Exercise objective: The exercise asks you to copy every line below in which "shape" appears.

Recorded data:
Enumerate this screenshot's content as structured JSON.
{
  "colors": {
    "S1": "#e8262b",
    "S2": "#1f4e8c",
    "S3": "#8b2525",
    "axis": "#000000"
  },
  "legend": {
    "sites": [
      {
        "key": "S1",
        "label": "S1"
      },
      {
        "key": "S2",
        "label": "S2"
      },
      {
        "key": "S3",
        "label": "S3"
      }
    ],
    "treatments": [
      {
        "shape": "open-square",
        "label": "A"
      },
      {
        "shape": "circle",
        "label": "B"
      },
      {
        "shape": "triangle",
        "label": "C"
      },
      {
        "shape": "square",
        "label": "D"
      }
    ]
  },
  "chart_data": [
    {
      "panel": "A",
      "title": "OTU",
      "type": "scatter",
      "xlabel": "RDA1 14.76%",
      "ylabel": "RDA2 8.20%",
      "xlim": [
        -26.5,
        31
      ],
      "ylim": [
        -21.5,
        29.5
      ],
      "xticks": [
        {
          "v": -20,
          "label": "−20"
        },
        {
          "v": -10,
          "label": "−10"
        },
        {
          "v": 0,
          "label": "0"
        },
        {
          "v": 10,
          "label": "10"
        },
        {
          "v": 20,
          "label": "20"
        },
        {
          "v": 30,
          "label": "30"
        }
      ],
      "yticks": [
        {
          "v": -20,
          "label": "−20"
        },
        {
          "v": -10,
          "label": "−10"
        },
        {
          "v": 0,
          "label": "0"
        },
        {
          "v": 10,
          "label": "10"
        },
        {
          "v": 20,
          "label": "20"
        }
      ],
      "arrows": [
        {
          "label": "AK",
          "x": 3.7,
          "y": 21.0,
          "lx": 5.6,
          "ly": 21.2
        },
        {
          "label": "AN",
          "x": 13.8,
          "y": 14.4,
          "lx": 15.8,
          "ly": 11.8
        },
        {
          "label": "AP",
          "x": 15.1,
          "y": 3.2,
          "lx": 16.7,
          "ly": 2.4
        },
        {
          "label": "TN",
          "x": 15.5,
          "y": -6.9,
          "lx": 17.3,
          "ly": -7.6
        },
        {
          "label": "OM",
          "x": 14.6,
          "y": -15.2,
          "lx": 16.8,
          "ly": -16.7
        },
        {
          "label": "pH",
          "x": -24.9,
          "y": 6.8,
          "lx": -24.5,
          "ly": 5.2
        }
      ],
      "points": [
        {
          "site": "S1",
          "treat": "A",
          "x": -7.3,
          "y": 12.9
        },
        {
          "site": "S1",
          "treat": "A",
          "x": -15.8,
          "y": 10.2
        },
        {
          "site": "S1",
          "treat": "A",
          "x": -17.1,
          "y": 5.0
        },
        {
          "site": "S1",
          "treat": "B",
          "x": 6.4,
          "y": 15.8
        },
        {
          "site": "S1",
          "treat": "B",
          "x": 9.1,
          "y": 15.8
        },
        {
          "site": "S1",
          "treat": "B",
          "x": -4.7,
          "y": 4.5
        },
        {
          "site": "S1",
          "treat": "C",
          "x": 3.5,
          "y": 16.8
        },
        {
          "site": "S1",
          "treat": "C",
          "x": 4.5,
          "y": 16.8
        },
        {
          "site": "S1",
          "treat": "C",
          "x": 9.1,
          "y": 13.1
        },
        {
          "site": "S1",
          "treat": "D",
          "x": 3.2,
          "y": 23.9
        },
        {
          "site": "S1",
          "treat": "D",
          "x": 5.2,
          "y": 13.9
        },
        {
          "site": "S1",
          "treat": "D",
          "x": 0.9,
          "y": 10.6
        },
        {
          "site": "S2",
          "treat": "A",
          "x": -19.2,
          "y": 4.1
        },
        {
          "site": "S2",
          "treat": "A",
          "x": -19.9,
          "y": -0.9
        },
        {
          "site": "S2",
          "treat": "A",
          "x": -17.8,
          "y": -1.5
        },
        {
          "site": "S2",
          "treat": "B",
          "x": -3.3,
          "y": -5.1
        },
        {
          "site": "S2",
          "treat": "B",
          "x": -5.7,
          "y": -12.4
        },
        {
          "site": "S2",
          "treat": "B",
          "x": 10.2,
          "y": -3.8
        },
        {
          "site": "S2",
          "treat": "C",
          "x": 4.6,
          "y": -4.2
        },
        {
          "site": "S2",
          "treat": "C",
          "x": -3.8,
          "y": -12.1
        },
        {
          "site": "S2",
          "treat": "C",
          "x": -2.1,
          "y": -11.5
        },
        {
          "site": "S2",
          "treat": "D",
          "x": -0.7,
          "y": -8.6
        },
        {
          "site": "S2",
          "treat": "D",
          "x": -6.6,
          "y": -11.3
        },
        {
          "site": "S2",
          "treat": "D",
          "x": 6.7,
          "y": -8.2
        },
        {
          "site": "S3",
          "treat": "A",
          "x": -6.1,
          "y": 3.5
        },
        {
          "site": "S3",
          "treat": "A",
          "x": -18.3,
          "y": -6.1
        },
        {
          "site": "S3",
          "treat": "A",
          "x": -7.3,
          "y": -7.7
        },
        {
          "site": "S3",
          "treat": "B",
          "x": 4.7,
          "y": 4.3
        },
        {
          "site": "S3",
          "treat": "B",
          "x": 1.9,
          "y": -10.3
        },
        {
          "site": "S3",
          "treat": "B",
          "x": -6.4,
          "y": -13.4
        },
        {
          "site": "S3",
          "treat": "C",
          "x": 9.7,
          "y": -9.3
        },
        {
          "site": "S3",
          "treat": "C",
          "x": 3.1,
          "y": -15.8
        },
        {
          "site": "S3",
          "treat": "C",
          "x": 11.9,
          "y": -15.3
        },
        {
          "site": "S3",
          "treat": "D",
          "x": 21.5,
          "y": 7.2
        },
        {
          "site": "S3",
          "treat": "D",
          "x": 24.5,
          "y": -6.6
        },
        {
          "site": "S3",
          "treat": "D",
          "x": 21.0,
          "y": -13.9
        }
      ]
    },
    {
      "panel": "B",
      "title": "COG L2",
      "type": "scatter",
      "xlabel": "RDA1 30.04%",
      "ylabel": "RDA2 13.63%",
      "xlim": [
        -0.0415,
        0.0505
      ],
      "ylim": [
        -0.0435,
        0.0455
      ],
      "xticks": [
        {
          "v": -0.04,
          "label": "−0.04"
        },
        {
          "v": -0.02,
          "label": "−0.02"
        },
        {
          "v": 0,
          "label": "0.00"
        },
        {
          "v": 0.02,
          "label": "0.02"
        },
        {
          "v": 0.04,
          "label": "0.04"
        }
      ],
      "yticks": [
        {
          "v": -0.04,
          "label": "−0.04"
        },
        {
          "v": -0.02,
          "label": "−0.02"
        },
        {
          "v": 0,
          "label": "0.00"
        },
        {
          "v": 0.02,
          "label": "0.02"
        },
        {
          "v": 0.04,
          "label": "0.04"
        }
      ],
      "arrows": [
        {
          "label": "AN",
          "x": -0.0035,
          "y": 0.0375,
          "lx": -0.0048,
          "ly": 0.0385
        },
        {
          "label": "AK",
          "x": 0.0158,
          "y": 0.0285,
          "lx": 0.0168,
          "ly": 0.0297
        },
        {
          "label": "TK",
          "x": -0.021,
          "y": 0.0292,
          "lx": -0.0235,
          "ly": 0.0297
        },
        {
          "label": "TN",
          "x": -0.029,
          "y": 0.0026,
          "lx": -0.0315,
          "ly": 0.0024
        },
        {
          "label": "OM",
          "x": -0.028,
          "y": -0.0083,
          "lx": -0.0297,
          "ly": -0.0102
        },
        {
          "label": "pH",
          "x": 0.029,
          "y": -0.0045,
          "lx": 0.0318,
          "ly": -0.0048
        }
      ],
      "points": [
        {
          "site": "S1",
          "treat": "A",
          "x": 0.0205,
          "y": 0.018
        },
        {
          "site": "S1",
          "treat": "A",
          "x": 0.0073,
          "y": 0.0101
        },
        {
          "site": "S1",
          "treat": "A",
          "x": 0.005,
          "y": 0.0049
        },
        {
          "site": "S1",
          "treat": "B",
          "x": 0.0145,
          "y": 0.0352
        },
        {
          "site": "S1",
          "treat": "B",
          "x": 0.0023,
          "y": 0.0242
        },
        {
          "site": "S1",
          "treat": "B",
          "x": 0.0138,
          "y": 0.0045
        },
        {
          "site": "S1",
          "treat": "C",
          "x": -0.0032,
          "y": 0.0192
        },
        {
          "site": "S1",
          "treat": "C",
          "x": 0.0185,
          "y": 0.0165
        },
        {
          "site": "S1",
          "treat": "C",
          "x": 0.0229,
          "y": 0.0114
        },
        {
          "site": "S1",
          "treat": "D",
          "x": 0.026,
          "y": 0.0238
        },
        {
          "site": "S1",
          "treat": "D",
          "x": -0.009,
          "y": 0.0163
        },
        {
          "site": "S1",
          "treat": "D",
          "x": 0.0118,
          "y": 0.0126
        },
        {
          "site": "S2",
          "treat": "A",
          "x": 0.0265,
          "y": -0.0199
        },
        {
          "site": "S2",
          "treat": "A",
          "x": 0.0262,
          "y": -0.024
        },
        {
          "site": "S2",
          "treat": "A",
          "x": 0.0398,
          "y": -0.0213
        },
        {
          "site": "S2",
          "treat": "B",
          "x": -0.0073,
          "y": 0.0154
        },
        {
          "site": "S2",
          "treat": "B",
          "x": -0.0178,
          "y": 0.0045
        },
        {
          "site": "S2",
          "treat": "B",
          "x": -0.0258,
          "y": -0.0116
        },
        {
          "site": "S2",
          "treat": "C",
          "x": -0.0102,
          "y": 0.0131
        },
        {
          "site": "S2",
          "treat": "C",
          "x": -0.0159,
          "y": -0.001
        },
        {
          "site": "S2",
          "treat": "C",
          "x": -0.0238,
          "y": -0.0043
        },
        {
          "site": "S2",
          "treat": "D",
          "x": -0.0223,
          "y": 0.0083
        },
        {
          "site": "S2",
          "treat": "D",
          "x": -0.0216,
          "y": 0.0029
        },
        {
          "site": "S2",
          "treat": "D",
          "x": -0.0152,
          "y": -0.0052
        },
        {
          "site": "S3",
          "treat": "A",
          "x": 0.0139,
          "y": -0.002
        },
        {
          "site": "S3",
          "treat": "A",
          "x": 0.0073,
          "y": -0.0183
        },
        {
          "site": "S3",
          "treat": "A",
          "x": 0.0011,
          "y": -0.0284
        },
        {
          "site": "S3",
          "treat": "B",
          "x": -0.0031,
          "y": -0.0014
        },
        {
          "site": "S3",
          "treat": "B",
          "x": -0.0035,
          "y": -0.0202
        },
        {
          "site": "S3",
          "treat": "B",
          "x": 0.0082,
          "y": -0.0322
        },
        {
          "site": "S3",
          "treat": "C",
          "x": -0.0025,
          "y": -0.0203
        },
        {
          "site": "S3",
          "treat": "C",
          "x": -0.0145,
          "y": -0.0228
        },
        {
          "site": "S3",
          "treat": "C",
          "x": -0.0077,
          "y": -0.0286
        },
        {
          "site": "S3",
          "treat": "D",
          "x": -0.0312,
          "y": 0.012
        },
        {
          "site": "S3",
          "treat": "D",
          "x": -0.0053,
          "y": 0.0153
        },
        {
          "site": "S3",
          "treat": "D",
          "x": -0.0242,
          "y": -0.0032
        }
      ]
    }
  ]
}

Solved problem:
        "shape": "open-square",
        "shape": "circle",
        "shape": "triangle",
        "shape": "square",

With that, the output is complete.